GOAL OF THE EXERCISE: Reproduce every line of the listing below without any changes, omitting the pictures.

TASK MATERIAL:

● ● ● ● ● ● ●

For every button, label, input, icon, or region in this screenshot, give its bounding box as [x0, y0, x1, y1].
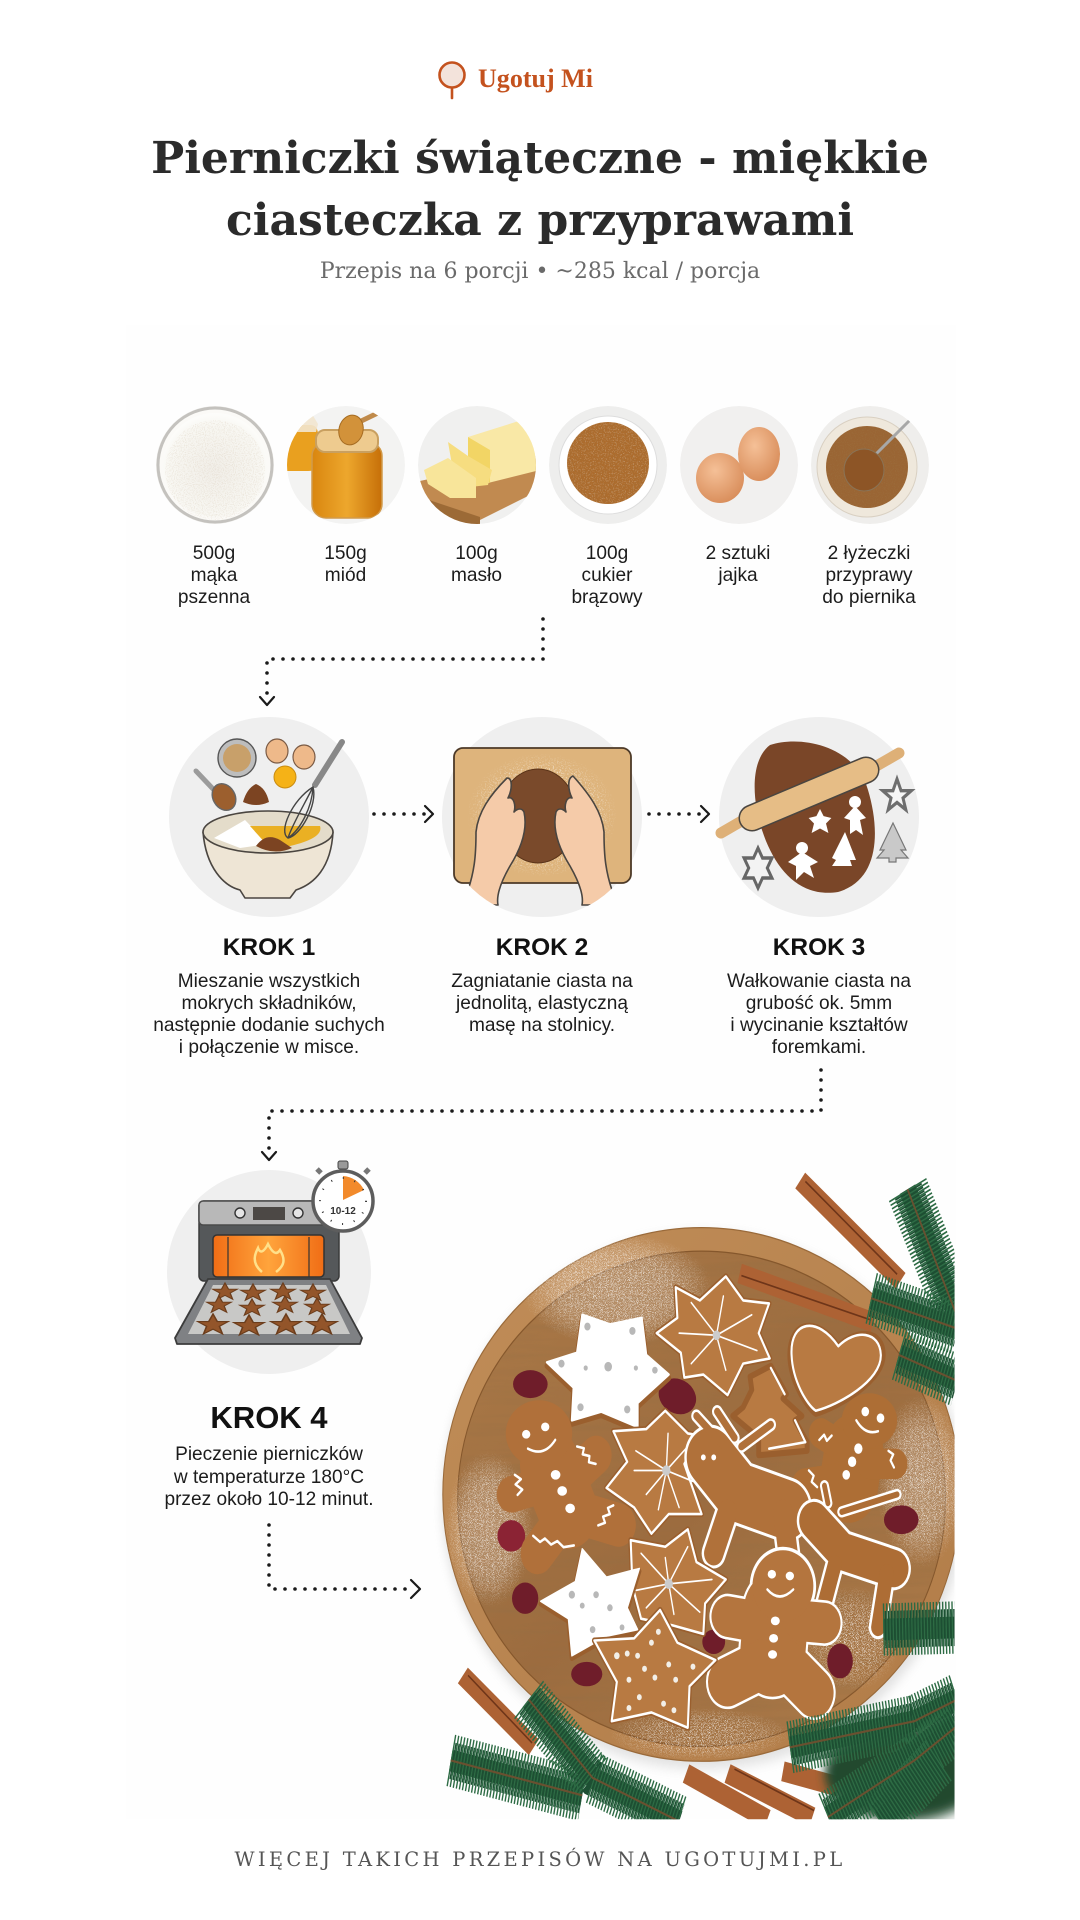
arrow: step 4 to finished cookies — [269, 1525, 420, 1598]
step 4 text: przez około 10-12 minut. — [164, 1489, 374, 1510]
icon: spoon logo — [440, 62, 464, 98]
photo: gingerbread cookies on wooden plate — [442, 1181, 984, 1821]
ingredient: eggs: 2 sztuki — [706, 543, 770, 564]
step 3 text: Wałkowanie ciasta na — [727, 971, 911, 992]
cookie: white iced star — [547, 1315, 669, 1430]
ingredient: butter — [415, 406, 540, 586]
subtitle: Przepis na 6 porcji • ~285 kcal / porcja — [320, 259, 760, 284]
step 1 text: następnie dodanie suchych — [153, 1015, 385, 1036]
ingredient: brown sugar: 100g — [586, 543, 628, 564]
step 4 text: w temperaturze 180°C — [173, 1467, 364, 1488]
step 2 heading: KROK 2 — [496, 934, 588, 961]
ingredient: gingerbread spice: 2 łyżeczki — [828, 543, 910, 564]
cookie: reindeer centre — [696, 1412, 788, 1553]
title: ciasteczka z przyprawami — [226, 195, 854, 246]
cinnamon stick on plate — [740, 1273, 873, 1322]
ingredient: gingerbread spice: przyprawy — [825, 565, 913, 586]
step 1 text — [153, 971, 385, 1058]
ingredient: gingerbread spice: do piernika — [822, 587, 916, 608]
ingredient: gingerbread spice — [811, 406, 929, 608]
ingredient: brown sugar: brązowy — [571, 587, 643, 608]
ingredient: eggs — [680, 406, 798, 586]
pine branches — [451, 1189, 984, 1821]
step 4 heading: KROK 4 — [210, 1400, 328, 1435]
icon: stopwatch 10-12 — [313, 1161, 373, 1231]
cookie: snowflake star lower — [631, 1529, 726, 1634]
step 2 illustration: kneading — [442, 717, 642, 917]
arrow: ingredients to step 1 — [260, 619, 543, 705]
ingredient: brown sugar — [549, 406, 667, 608]
step 2 — [442, 717, 642, 1036]
ingredient: eggs: jajka — [717, 565, 758, 586]
title: Pierniczki świąteczne - miękkie — [151, 133, 929, 184]
cookie: heart — [790, 1326, 883, 1414]
ingredient: flour: 500g — [193, 543, 235, 564]
step 3 — [719, 717, 919, 1058]
ingredient: flour: pszenna — [178, 587, 250, 608]
step 1 text: i połączenie w misce. — [179, 1037, 359, 1058]
step 1 text: Mieszanie wszystkich — [178, 971, 360, 992]
ingredient: flour: mąka — [191, 565, 238, 586]
cinnamon stick: top right — [800, 1181, 901, 1281]
step 4 illustration: oven and timer — [167, 1161, 373, 1374]
step 4 text — [164, 1444, 374, 1510]
step 2 text: jednolitą, elastyczną — [455, 993, 628, 1014]
icon: stopwatch 10-12: 10-12 — [330, 1206, 356, 1217]
cookie: white star small — [541, 1549, 639, 1658]
arrow: step 1 to step 2 — [374, 806, 433, 822]
cookie: iced star with dots — [594, 1610, 715, 1728]
cookie: snowflake star — [657, 1276, 770, 1395]
cookie: reindeer right — [814, 1486, 897, 1627]
arrow: step 2 to step 3 — [649, 806, 709, 822]
arrow: step 3 to step 4 — [262, 1070, 821, 1160]
ingredient: honey: 150g — [324, 543, 367, 564]
ingredients row — [156, 406, 929, 608]
cookie: gingerbread man left — [506, 1400, 619, 1553]
wooden plate — [443, 1228, 966, 1761]
step 2 text: Zagniatanie ciasta na — [451, 971, 633, 992]
plate shadow — [440, 1286, 954, 1772]
step 1 text: mokrych składników, — [181, 993, 357, 1014]
cinnamon sticks bottom — [463, 1675, 838, 1819]
step 3 text: i wycinanie kształtów — [730, 1015, 908, 1036]
step 3 heading: KROK 3 — [773, 934, 865, 961]
ingredient: flour — [156, 406, 274, 608]
step 4 text: Pieczenie pierniczków — [175, 1444, 363, 1465]
step 2 text — [451, 971, 633, 1036]
step 1 — [153, 717, 385, 1058]
cookie: snowflake star centre — [606, 1411, 702, 1534]
step 3 text — [727, 971, 911, 1058]
step 2 text: masę na stolnicy. — [469, 1015, 615, 1036]
cookie: gingerbread man right — [805, 1393, 897, 1487]
step 3 illustration: rolling dough — [719, 717, 919, 917]
cranberries — [497, 1370, 919, 1686]
ingredient: honey — [286, 406, 405, 586]
ingredient: brown sugar: cukier — [582, 565, 633, 586]
oven body — [199, 1201, 339, 1281]
cookie: gingerbread man bottom — [728, 1547, 824, 1693]
logo — [440, 62, 593, 98]
ingredient: butter: masło — [451, 565, 502, 586]
title — [151, 133, 929, 246]
footer: WIĘCEJ TAKICH PRZEPISÓW NA UGOTUJMI.PL — [235, 1846, 845, 1871]
logo wordmark: Ugotuj Mi — [478, 64, 593, 93]
step 4 — [164, 1161, 374, 1510]
infographic panel backdrop — [126, 325, 956, 1819]
ingredient: honey: miód — [325, 565, 366, 586]
step 3 text: foremkami. — [772, 1037, 866, 1058]
cookie: tree — [733, 1366, 807, 1455]
step 3 text: grubość ok. 5mm — [746, 993, 892, 1014]
step 1 illustration: mixing bowl — [169, 717, 369, 917]
step 1 heading: KROK 1 — [223, 934, 315, 961]
ingredient: butter: 100g — [455, 543, 498, 564]
baking tray with cookies — [175, 1279, 362, 1344]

● ● ● ● ● ● ●

PROBLEM SOLUTION:
For every button, label, input, icon, or region in this screenshot, give its bounding box as [x0, y0, x1, y1].
arrow: step 4 to finished cookies — [269, 1525, 420, 1598]
step 4 text: przez około 10-12 minut. — [164, 1489, 374, 1510]
icon: spoon logo — [440, 62, 464, 98]
photo: gingerbread cookies on wooden plate — [442, 1181, 984, 1821]
ingredient: eggs: 2 sztuki — [706, 543, 770, 564]
step 3 text: Wałkowanie ciasta na — [727, 971, 911, 992]
cookie: white iced star — [547, 1315, 669, 1430]
ingredient: butter — [415, 406, 540, 586]
subtitle: Przepis na 6 porcji • ~285 kcal / porcja — [320, 259, 760, 284]
step 1 text: następnie dodanie suchych — [153, 1015, 385, 1036]
ingredient: brown sugar: 100g — [586, 543, 628, 564]
step 4 text: w temperaturze 180°C — [173, 1467, 364, 1488]
step 2 heading: KROK 2 — [496, 934, 588, 961]
ingredient: gingerbread spice: 2 łyżeczki — [828, 543, 910, 564]
cookie: reindeer centre — [696, 1412, 788, 1553]
title: ciasteczka z przyprawami — [226, 195, 854, 246]
cinnamon stick on plate — [740, 1273, 873, 1322]
ingredient: gingerbread spice: przyprawy — [825, 565, 913, 586]
step 1 text — [153, 971, 385, 1058]
ingredient: gingerbread spice: do piernika — [822, 587, 916, 608]
ingredient: gingerbread spice — [811, 406, 929, 608]
ingredient: brown sugar: brązowy — [571, 587, 643, 608]
ingredient: eggs — [680, 406, 798, 586]
pine branches — [451, 1189, 984, 1821]
step 4 heading: KROK 4 — [210, 1400, 328, 1435]
icon: stopwatch 10-12 — [313, 1161, 373, 1231]
cookie: snowflake star lower — [631, 1529, 726, 1634]
step 2 illustration: kneading — [442, 717, 642, 917]
arrow: ingredients to step 1 — [260, 619, 543, 705]
ingredient: brown sugar — [549, 406, 667, 608]
step 2 — [442, 717, 642, 1036]
ingredient: eggs: jajka — [717, 565, 758, 586]
title: Pierniczki świąteczne - miękkie — [151, 133, 929, 184]
cookie: heart — [790, 1326, 883, 1414]
ingredient: flour: 500g — [193, 543, 235, 564]
step 3 — [719, 717, 919, 1058]
ingredient: flour: pszenna — [178, 587, 250, 608]
step 1 text: i połączenie w misce. — [179, 1037, 359, 1058]
step 1 text: Mieszanie wszystkich — [178, 971, 360, 992]
ingredient: flour: mąka — [191, 565, 238, 586]
cinnamon stick: top right — [800, 1181, 901, 1281]
step 4 illustration: oven and timer — [167, 1161, 373, 1374]
step 4 text — [164, 1444, 374, 1510]
step 2 text: jednolitą, elastyczną — [455, 993, 628, 1014]
icon: stopwatch 10-12: 10-12 — [330, 1206, 356, 1217]
cookie: white star small — [541, 1549, 639, 1658]
arrow: step 1 to step 2 — [374, 806, 433, 822]
cookie: iced star with dots — [594, 1610, 715, 1728]
cookie: snowflake star — [657, 1276, 770, 1395]
cookie: reindeer right — [814, 1486, 897, 1627]
arrow: step 2 to step 3 — [649, 806, 709, 822]
arrow: step 3 to step 4 — [262, 1070, 821, 1160]
ingredient: honey: 150g — [324, 543, 367, 564]
ingredients row — [156, 406, 929, 608]
cookie: gingerbread man left — [506, 1400, 619, 1553]
wooden plate — [443, 1228, 966, 1761]
step 2 text: Zagniatanie ciasta na — [451, 971, 633, 992]
plate shadow — [440, 1286, 954, 1772]
step 1 text: mokrych składników, — [181, 993, 357, 1014]
cinnamon sticks bottom — [463, 1675, 838, 1819]
step 3 text: i wycinanie kształtów — [730, 1015, 908, 1036]
step 3 heading: KROK 3 — [773, 934, 865, 961]
ingredient: flour — [156, 406, 274, 608]
step 4 text: Pieczenie pierniczków — [175, 1444, 363, 1465]
step 2 text — [451, 971, 633, 1036]
step 1 — [153, 717, 385, 1058]
cookie: snowflake star centre — [606, 1411, 702, 1534]
step 3 text — [727, 971, 911, 1058]
step 2 text: masę na stolnicy. — [469, 1015, 615, 1036]
cookie: gingerbread man right — [805, 1393, 897, 1487]
step 3 illustration: rolling dough — [719, 717, 919, 917]
cranberries — [497, 1370, 919, 1686]
ingredient: honey — [286, 406, 405, 586]
ingredient: brown sugar: cukier — [582, 565, 633, 586]
oven body — [199, 1201, 339, 1281]
cookie: gingerbread man bottom — [728, 1547, 824, 1693]
logo — [440, 62, 593, 98]
ingredient: butter: masło — [451, 565, 502, 586]
title — [151, 133, 929, 246]
footer: WIĘCEJ TAKICH PRZEPISÓW NA UGOTUJMI.PL — [235, 1846, 845, 1871]
logo wordmark: Ugotuj Mi — [478, 64, 593, 93]
step 4 — [164, 1161, 374, 1510]
infographic panel backdrop — [126, 325, 956, 1819]
ingredient: honey: miód — [325, 565, 366, 586]
step 3 text: foremkami. — [772, 1037, 866, 1058]
cookie: tree — [733, 1366, 807, 1455]
step 3 text: grubość ok. 5mm — [746, 993, 892, 1014]
step 1 illustration: mixing bowl — [169, 717, 369, 917]
step 1 heading: KROK 1 — [223, 934, 315, 961]
ingredient: butter: 100g — [455, 543, 498, 564]
baking tray with cookies — [175, 1279, 362, 1344]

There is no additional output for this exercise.